→ Problem statement
From the entries below, copy every line that holds the word "into".

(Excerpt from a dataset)
========================================================================

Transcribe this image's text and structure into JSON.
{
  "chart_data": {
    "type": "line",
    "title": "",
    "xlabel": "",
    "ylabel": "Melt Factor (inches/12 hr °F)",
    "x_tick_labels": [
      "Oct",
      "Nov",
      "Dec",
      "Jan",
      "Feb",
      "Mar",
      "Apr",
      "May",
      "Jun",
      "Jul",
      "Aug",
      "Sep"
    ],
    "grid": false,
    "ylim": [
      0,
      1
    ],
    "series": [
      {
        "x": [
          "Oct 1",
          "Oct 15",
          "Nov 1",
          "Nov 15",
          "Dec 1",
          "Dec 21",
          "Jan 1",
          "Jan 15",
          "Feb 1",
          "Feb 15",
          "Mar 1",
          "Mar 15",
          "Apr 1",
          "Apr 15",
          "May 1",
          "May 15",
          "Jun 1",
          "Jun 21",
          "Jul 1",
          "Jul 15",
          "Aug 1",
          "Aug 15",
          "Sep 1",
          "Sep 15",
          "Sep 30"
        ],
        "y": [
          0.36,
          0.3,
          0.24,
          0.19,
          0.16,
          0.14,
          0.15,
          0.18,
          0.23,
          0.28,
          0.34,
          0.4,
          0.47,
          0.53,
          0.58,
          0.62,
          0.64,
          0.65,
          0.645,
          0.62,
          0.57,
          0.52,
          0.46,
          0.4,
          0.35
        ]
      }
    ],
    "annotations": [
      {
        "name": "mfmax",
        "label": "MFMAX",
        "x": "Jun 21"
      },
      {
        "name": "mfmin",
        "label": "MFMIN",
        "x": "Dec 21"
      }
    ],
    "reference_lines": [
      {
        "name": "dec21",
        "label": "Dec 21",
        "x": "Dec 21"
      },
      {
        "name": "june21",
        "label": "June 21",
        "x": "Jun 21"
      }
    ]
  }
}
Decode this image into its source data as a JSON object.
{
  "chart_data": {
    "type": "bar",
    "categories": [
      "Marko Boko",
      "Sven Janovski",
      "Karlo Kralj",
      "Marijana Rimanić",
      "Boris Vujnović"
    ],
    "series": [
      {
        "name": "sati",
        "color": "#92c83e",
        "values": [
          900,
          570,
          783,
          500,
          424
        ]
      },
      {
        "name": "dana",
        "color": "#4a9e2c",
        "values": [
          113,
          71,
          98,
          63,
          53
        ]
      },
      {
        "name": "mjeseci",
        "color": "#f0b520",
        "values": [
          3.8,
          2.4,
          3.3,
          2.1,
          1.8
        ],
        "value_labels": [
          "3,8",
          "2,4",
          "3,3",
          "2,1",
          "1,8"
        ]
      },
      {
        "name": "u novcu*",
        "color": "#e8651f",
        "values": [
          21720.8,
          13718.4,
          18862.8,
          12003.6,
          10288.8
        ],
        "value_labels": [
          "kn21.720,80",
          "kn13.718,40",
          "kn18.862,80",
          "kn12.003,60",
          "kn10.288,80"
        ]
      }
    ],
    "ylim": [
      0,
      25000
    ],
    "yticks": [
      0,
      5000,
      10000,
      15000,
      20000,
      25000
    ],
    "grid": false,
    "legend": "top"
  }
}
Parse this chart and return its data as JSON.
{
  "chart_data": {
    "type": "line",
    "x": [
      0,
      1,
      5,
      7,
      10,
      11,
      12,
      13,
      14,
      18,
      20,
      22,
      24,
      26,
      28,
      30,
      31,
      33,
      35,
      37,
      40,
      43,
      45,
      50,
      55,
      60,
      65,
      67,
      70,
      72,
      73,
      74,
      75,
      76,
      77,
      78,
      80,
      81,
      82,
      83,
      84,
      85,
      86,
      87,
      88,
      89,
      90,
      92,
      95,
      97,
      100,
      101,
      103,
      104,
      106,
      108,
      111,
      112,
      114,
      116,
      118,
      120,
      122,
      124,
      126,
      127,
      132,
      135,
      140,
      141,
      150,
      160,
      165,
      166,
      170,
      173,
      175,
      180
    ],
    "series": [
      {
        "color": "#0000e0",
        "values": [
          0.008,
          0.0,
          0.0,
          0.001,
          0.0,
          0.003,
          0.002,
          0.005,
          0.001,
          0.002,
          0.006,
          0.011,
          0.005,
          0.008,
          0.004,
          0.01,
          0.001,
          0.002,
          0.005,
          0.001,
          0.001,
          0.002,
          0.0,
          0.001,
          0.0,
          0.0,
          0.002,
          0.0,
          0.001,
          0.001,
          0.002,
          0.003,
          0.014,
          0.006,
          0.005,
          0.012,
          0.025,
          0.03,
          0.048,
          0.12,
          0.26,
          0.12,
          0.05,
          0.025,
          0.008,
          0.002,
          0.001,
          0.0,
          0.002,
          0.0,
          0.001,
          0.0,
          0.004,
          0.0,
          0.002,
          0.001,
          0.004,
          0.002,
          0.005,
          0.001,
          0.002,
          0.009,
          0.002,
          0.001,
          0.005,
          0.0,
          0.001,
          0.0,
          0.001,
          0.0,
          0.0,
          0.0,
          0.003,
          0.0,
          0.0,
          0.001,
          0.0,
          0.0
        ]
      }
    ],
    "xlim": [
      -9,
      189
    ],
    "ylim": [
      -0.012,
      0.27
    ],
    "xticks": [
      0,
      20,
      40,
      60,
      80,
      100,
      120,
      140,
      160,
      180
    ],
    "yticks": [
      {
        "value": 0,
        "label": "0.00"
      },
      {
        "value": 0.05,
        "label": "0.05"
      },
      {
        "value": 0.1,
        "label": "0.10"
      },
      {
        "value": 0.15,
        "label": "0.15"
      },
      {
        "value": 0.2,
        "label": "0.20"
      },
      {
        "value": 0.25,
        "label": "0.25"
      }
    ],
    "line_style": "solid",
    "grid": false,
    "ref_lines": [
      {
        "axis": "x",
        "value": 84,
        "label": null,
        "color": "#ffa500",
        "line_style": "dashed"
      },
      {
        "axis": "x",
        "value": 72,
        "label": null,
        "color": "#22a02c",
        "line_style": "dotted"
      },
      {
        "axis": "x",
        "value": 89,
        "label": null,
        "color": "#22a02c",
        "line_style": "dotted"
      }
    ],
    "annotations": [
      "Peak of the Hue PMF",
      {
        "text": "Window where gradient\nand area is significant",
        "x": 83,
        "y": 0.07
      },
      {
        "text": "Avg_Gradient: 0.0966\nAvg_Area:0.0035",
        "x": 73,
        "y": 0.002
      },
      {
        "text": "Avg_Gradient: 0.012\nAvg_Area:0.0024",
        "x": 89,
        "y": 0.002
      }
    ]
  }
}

========================================================================

→ Exercise result
Transcribe this image's text and structure into JSON.
Decode this image into its source data as a JSON object.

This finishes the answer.